_EXERCISES TO COMPLETE_:
#1 Reproduce the part of the bug report that opens with the words containing "Description Petr Baudis" and closes with "without the mutex.".
#2 Rewrite the rows from the first row through the line containing "bar-value-label: 23.9% [1224,540,1261,614]", replacing "bar-rect" with "bar-box" and keeping everything else the same. Give only those rows.

_EXCERPT TO READ_:
Bug 10282

Summary: free() race in mcheck hooks
Product: glibc Reporter: Petr Baudis <pasky>
Component: libcAssignee: Ulrich Drepper <drepper.fsp>
Status: RESOLVED FIXED    
Severity: normal CC: esigra, glibc-bugs, herrold, qboosh, rdieter
Priority: P2 Flags: fweimer: security-
Version: 2.11   
Target Milestone: ---   
Host: Target:
Build: Last reconfirmed:
Attachments: proposed patch
deadlock-free proposed patch

Description Petr Baudis 2009-06-14 23:04:15 UTC
In multi-threaded programs, we are seeing a lot of free() aborts with
MALLOC_CHECK_ turned on (our default settings) with glibc-2.10 on
openSUSE:Factory. A simple testcase is not easy to make, but I suppose
brute-forcing parallel free()s agressively enough would make it show up.

I think this locking change is the cause. In realloc_check(), the mutex is
explicitly taken when calling mem2chunk_check(), and mem2chunk_check appears to
be accessing other parts of the arena which I guess is unsafe without the mutex.

Shouldn't the mutex be held during mem2chunk_check()?
Comment 1 Petr Baudis 2009-06-14 23:04:50 UTC
Created attachment 3996 [details]
proposed patch
Comment 2 Petr Baudis 2009-06-15 15:42:58 UTC
It turns out that this introduces on the other hand a deadlock if
MALLOC_CHECK_=3, since malloc_printerr() tries to re-acquire the lock; the same
deadlock exists in top_check() currently, BTW.

I will attach a new patch as soon as I test it.
Comment 3 Petr Baudis 2009-06-15 22:37:44 UTC
Created attachment 4001 [details]
deadlock-free proposed patch

Revised patch; unfortunately, the ATOMIC_FASTBINS stuff makes the code fairly
ugly now... getting rid of the #if 0 bit might help a little.

_DATA SHOWN_:
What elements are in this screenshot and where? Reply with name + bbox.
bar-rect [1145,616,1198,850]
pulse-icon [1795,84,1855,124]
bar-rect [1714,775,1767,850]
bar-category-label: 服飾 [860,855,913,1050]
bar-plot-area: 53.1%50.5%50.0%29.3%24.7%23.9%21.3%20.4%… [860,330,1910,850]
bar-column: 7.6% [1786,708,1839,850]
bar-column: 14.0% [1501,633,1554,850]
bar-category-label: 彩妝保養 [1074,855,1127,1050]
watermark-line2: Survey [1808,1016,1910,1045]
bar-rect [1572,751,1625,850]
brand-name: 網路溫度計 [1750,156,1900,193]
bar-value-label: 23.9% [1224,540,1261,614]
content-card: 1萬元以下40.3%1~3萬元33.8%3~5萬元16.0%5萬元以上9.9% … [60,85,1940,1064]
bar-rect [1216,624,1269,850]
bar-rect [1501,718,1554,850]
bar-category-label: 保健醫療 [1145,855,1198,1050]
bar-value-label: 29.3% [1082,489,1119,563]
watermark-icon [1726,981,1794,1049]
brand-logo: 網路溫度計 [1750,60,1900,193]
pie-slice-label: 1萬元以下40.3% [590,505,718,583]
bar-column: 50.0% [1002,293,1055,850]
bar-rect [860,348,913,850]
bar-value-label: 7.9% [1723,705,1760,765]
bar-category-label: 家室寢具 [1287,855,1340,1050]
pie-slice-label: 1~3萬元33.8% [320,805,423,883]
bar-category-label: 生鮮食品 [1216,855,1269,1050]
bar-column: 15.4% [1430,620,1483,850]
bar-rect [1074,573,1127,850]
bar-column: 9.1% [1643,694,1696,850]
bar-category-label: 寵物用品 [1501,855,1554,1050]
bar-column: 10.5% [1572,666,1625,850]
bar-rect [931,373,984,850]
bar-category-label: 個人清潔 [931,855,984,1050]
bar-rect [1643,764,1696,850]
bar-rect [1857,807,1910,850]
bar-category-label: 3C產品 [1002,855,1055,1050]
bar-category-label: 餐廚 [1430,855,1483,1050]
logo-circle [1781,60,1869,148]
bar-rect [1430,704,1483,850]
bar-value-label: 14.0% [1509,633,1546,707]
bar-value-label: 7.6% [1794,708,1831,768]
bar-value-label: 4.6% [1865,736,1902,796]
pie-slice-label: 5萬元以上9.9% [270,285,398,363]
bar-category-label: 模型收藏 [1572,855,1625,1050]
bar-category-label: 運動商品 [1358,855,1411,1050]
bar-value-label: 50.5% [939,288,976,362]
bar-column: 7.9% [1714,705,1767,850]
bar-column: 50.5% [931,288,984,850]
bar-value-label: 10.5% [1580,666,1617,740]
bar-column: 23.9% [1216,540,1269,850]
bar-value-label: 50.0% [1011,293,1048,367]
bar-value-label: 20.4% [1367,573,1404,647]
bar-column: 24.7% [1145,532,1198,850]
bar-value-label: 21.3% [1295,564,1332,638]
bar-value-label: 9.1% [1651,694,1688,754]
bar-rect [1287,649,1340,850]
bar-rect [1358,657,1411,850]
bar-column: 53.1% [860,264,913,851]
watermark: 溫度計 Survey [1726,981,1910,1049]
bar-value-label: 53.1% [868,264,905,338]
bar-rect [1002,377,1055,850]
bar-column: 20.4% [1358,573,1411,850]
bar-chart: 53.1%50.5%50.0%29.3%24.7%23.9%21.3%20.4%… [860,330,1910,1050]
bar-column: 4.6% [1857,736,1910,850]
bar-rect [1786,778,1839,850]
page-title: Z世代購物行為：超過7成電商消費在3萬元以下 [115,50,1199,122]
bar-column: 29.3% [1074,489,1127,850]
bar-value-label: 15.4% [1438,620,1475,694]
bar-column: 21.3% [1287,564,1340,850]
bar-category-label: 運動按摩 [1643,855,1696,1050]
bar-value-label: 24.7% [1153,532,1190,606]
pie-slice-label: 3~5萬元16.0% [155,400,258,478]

_RESULTS_:
#1
Description Petr Baudis 2009-06-14 23:04:15 UTC
In multi-threaded programs, we are seeing a lot of free() aborts with
MALLOC_CHECK_ turned on (our default settings) with glibc-2.10 on
openSUSE:Factory. A simple testcase is not easy to make, but I suppose
brute-forcing parallel free()s agressively enough would make it show up.

I think this locking change is the cause. In realloc_check(), the mutex is
explicitly taken when calling mem2chunk_check(), and mem2chunk_check appears to
be accessing other parts of the arena which I guess is unsafe without the mutex.

#2
What elements are in this screenshot and where? Reply with name + bbox.
bar-box [1145,616,1198,850]
pulse-icon [1795,84,1855,124]
bar-box [1714,775,1767,850]
bar-category-label: 服飾 [860,855,913,1050]
bar-plot-area: 53.1%50.5%50.0%29.3%24.7%23.9%21.3%20.4%… [860,330,1910,850]
bar-column: 7.6% [1786,708,1839,850]
bar-column: 14.0% [1501,633,1554,850]
bar-category-label: 彩妝保養 [1074,855,1127,1050]
watermark-line2: Survey [1808,1016,1910,1045]
bar-box [1572,751,1625,850]
brand-name: 網路溫度計 [1750,156,1900,193]
bar-value-label: 23.9% [1224,540,1261,614]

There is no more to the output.